== AIM ==
Retype each line of the material exactly, please, skipping any picture in it.

-- Begin RECORDS FOR THIS EXERCISE --

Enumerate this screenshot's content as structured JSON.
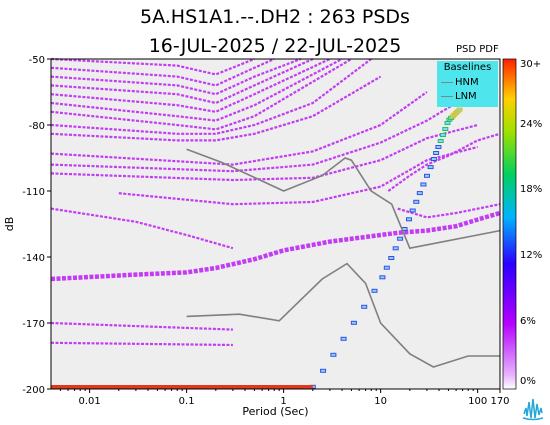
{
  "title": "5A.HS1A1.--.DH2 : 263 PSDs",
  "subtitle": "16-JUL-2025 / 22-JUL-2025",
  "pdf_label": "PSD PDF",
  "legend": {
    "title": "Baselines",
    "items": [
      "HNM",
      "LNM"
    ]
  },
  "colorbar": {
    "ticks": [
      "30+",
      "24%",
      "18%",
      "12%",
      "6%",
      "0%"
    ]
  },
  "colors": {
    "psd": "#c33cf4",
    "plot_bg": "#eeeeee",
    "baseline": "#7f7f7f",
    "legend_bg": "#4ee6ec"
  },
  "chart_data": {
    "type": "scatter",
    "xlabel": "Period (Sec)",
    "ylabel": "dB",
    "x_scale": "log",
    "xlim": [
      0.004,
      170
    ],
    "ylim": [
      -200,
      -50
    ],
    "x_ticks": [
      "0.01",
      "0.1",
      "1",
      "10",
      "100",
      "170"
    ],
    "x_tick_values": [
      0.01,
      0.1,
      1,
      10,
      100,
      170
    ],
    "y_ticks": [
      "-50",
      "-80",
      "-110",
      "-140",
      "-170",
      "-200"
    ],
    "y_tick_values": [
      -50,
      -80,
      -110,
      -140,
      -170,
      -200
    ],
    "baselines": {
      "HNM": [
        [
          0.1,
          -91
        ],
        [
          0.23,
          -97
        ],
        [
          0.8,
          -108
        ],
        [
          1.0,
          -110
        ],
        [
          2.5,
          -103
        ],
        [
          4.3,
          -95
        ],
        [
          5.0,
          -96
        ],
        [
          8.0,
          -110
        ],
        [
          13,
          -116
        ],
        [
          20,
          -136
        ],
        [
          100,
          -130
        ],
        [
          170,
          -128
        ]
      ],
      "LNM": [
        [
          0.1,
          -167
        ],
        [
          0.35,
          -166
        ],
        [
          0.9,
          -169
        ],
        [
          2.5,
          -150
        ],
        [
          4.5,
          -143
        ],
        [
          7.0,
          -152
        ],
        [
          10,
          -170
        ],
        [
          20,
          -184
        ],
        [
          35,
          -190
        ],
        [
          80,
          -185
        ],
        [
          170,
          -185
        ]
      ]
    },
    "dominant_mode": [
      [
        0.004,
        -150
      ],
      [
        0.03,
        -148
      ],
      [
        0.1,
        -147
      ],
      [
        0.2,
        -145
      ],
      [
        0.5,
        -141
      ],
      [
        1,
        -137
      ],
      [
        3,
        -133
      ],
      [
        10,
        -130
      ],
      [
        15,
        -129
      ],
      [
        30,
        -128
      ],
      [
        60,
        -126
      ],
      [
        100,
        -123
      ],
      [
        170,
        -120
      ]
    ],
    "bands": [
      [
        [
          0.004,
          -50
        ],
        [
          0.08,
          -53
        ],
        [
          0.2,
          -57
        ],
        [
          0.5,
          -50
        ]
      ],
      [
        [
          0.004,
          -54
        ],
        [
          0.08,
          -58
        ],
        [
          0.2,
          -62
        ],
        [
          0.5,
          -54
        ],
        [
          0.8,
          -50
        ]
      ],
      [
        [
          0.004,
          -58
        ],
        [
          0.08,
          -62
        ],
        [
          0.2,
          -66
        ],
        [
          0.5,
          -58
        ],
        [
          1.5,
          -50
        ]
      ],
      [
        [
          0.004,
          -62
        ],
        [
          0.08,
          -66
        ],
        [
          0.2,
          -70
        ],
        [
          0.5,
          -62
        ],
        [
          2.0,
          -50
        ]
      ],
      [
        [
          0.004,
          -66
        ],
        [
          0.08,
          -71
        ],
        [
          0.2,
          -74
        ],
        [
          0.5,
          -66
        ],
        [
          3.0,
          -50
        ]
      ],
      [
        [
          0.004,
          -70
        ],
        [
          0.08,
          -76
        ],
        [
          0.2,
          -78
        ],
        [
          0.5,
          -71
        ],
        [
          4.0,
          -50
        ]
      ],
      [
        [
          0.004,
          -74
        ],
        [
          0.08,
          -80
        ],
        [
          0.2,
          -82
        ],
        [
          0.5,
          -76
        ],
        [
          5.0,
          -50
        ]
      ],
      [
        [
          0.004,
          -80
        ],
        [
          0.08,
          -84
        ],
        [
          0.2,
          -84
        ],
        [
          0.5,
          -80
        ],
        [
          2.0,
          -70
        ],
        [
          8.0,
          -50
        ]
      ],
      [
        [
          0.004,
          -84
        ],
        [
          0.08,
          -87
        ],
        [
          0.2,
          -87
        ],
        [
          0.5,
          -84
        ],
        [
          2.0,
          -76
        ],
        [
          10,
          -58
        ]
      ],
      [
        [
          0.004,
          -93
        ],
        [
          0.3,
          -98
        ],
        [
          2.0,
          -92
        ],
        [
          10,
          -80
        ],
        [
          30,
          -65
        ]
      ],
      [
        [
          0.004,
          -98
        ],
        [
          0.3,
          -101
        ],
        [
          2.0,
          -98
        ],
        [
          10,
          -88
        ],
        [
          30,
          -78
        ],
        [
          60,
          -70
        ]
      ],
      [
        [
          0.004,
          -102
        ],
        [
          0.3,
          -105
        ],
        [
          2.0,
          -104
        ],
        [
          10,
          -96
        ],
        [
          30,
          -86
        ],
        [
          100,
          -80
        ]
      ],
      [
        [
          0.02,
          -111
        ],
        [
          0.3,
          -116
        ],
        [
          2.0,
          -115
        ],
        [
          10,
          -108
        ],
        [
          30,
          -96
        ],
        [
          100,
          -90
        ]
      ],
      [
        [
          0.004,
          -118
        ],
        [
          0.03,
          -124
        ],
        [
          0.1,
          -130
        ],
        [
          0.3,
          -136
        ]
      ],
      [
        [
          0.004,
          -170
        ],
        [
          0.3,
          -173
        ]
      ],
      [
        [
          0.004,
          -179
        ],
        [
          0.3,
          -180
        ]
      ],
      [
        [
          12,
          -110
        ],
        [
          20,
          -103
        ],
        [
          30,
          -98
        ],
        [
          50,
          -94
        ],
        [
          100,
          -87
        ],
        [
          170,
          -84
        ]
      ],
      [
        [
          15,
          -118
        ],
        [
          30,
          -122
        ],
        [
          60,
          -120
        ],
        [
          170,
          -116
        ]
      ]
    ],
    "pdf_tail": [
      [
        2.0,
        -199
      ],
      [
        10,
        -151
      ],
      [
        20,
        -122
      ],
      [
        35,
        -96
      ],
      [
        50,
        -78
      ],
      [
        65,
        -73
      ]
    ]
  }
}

-- End RECORDS FOR THIS EXERCISE --

== EXERCISE RESULT ==
Enumerate this screenshot's content as structured JSON.
{
  "title": "5A.HS1A1.--.DH2 : 263 PSDs",
  "subtitle": "16-JUL-2025 / 22-JUL-2025",
  "pdf_label": "PSD PDF",
  "legend": {
    "title": "Baselines",
    "items": [
      "HNM",
      "LNM"
    ]
  },
  "colorbar": {
    "ticks": [
      "30+",
      "24%",
      "18%",
      "12%",
      "6%",
      "0%"
    ]
  },
  "colors": {
    "psd": "#c33cf4",
    "plot_bg": "#eeeeee",
    "baseline": "#7f7f7f",
    "legend_bg": "#4ee6ec"
  },
  "chart_data": {
    "type": "scatter",
    "xlabel": "Period (Sec)",
    "ylabel": "dB",
    "x_scale": "log",
    "xlim": [
      0.004,
      170
    ],
    "ylim": [
      -200,
      -50
    ],
    "x_ticks": [
      "0.01",
      "0.1",
      "1",
      "10",
      "100",
      "170"
    ],
    "x_tick_values": [
      0.01,
      0.1,
      1,
      10,
      100,
      170
    ],
    "y_ticks": [
      "-50",
      "-80",
      "-110",
      "-140",
      "-170",
      "-200"
    ],
    "y_tick_values": [
      -50,
      -80,
      -110,
      -140,
      -170,
      -200
    ],
    "baselines": {
      "HNM": [
        [
          0.1,
          -91
        ],
        [
          0.23,
          -97
        ],
        [
          0.8,
          -108
        ],
        [
          1.0,
          -110
        ],
        [
          2.5,
          -103
        ],
        [
          4.3,
          -95
        ],
        [
          5.0,
          -96
        ],
        [
          8.0,
          -110
        ],
        [
          13,
          -116
        ],
        [
          20,
          -136
        ],
        [
          100,
          -130
        ],
        [
          170,
          -128
        ]
      ],
      "LNM": [
        [
          0.1,
          -167
        ],
        [
          0.35,
          -166
        ],
        [
          0.9,
          -169
        ],
        [
          2.5,
          -150
        ],
        [
          4.5,
          -143
        ],
        [
          7.0,
          -152
        ],
        [
          10,
          -170
        ],
        [
          20,
          -184
        ],
        [
          35,
          -190
        ],
        [
          80,
          -185
        ],
        [
          170,
          -185
        ]
      ]
    },
    "dominant_mode": [
      [
        0.004,
        -150
      ],
      [
        0.03,
        -148
      ],
      [
        0.1,
        -147
      ],
      [
        0.2,
        -145
      ],
      [
        0.5,
        -141
      ],
      [
        1,
        -137
      ],
      [
        3,
        -133
      ],
      [
        10,
        -130
      ],
      [
        15,
        -129
      ],
      [
        30,
        -128
      ],
      [
        60,
        -126
      ],
      [
        100,
        -123
      ],
      [
        170,
        -120
      ]
    ],
    "bands": [
      [
        [
          0.004,
          -50
        ],
        [
          0.08,
          -53
        ],
        [
          0.2,
          -57
        ],
        [
          0.5,
          -50
        ]
      ],
      [
        [
          0.004,
          -54
        ],
        [
          0.08,
          -58
        ],
        [
          0.2,
          -62
        ],
        [
          0.5,
          -54
        ],
        [
          0.8,
          -50
        ]
      ],
      [
        [
          0.004,
          -58
        ],
        [
          0.08,
          -62
        ],
        [
          0.2,
          -66
        ],
        [
          0.5,
          -58
        ],
        [
          1.5,
          -50
        ]
      ],
      [
        [
          0.004,
          -62
        ],
        [
          0.08,
          -66
        ],
        [
          0.2,
          -70
        ],
        [
          0.5,
          -62
        ],
        [
          2.0,
          -50
        ]
      ],
      [
        [
          0.004,
          -66
        ],
        [
          0.08,
          -71
        ],
        [
          0.2,
          -74
        ],
        [
          0.5,
          -66
        ],
        [
          3.0,
          -50
        ]
      ],
      [
        [
          0.004,
          -70
        ],
        [
          0.08,
          -76
        ],
        [
          0.2,
          -78
        ],
        [
          0.5,
          -71
        ],
        [
          4.0,
          -50
        ]
      ],
      [
        [
          0.004,
          -74
        ],
        [
          0.08,
          -80
        ],
        [
          0.2,
          -82
        ],
        [
          0.5,
          -76
        ],
        [
          5.0,
          -50
        ]
      ],
      [
        [
          0.004,
          -80
        ],
        [
          0.08,
          -84
        ],
        [
          0.2,
          -84
        ],
        [
          0.5,
          -80
        ],
        [
          2.0,
          -70
        ],
        [
          8.0,
          -50
        ]
      ],
      [
        [
          0.004,
          -84
        ],
        [
          0.08,
          -87
        ],
        [
          0.2,
          -87
        ],
        [
          0.5,
          -84
        ],
        [
          2.0,
          -76
        ],
        [
          10,
          -58
        ]
      ],
      [
        [
          0.004,
          -93
        ],
        [
          0.3,
          -98
        ],
        [
          2.0,
          -92
        ],
        [
          10,
          -80
        ],
        [
          30,
          -65
        ]
      ],
      [
        [
          0.004,
          -98
        ],
        [
          0.3,
          -101
        ],
        [
          2.0,
          -98
        ],
        [
          10,
          -88
        ],
        [
          30,
          -78
        ],
        [
          60,
          -70
        ]
      ],
      [
        [
          0.004,
          -102
        ],
        [
          0.3,
          -105
        ],
        [
          2.0,
          -104
        ],
        [
          10,
          -96
        ],
        [
          30,
          -86
        ],
        [
          100,
          -80
        ]
      ],
      [
        [
          0.02,
          -111
        ],
        [
          0.3,
          -116
        ],
        [
          2.0,
          -115
        ],
        [
          10,
          -108
        ],
        [
          30,
          -96
        ],
        [
          100,
          -90
        ]
      ],
      [
        [
          0.004,
          -118
        ],
        [
          0.03,
          -124
        ],
        [
          0.1,
          -130
        ],
        [
          0.3,
          -136
        ]
      ],
      [
        [
          0.004,
          -170
        ],
        [
          0.3,
          -173
        ]
      ],
      [
        [
          0.004,
          -179
        ],
        [
          0.3,
          -180
        ]
      ],
      [
        [
          12,
          -110
        ],
        [
          20,
          -103
        ],
        [
          30,
          -98
        ],
        [
          50,
          -94
        ],
        [
          100,
          -87
        ],
        [
          170,
          -84
        ]
      ],
      [
        [
          15,
          -118
        ],
        [
          30,
          -122
        ],
        [
          60,
          -120
        ],
        [
          170,
          -116
        ]
      ]
    ],
    "pdf_tail": [
      [
        2.0,
        -199
      ],
      [
        10,
        -151
      ],
      [
        20,
        -122
      ],
      [
        35,
        -96
      ],
      [
        50,
        -78
      ],
      [
        65,
        -73
      ]
    ]
  }
}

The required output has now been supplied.